Go through the material below and report how many lines contain "this". Give only the number.
[START OF Provided entries]
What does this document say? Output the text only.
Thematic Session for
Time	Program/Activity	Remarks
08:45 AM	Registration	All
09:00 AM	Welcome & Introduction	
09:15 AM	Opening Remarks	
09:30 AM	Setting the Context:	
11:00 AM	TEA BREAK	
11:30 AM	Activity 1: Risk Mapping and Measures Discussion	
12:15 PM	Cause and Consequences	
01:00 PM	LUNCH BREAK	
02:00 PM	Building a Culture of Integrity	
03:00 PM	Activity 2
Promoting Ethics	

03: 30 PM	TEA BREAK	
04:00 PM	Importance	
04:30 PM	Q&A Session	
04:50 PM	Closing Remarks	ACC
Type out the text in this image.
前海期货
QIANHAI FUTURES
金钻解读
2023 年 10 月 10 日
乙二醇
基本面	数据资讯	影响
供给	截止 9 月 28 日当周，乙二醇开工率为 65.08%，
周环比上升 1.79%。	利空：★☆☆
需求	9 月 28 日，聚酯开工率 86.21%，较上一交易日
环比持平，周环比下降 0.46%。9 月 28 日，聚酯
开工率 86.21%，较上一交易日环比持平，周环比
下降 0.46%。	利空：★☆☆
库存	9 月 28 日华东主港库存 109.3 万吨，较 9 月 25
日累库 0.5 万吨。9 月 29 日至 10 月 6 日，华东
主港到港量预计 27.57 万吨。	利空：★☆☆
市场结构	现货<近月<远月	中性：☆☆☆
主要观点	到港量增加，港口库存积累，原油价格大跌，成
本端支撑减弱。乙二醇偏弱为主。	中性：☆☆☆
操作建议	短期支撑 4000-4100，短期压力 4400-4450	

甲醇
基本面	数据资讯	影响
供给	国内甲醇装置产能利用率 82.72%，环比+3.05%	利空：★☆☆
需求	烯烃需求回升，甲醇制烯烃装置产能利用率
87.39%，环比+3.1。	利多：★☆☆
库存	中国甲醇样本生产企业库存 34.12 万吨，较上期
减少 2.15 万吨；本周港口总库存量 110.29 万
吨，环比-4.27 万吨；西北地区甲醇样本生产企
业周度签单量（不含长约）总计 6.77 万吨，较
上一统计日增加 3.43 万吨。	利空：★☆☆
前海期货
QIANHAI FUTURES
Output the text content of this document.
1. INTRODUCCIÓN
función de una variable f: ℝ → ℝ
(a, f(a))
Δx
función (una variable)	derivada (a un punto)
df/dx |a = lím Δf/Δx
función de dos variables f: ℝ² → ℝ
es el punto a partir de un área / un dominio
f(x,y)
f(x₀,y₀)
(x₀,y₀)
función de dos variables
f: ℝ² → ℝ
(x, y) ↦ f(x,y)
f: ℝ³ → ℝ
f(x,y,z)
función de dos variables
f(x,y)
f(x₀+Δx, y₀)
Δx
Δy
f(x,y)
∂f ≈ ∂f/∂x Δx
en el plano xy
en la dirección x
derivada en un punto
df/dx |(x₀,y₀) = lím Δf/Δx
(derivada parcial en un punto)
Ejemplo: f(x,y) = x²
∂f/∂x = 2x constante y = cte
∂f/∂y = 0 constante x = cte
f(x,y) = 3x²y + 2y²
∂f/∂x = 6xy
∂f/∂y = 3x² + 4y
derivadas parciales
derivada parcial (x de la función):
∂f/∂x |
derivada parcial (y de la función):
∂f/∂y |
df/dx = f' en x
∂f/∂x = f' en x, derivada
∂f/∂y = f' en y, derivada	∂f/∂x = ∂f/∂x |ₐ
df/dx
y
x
[END OF Provided entries]
# Written answer
3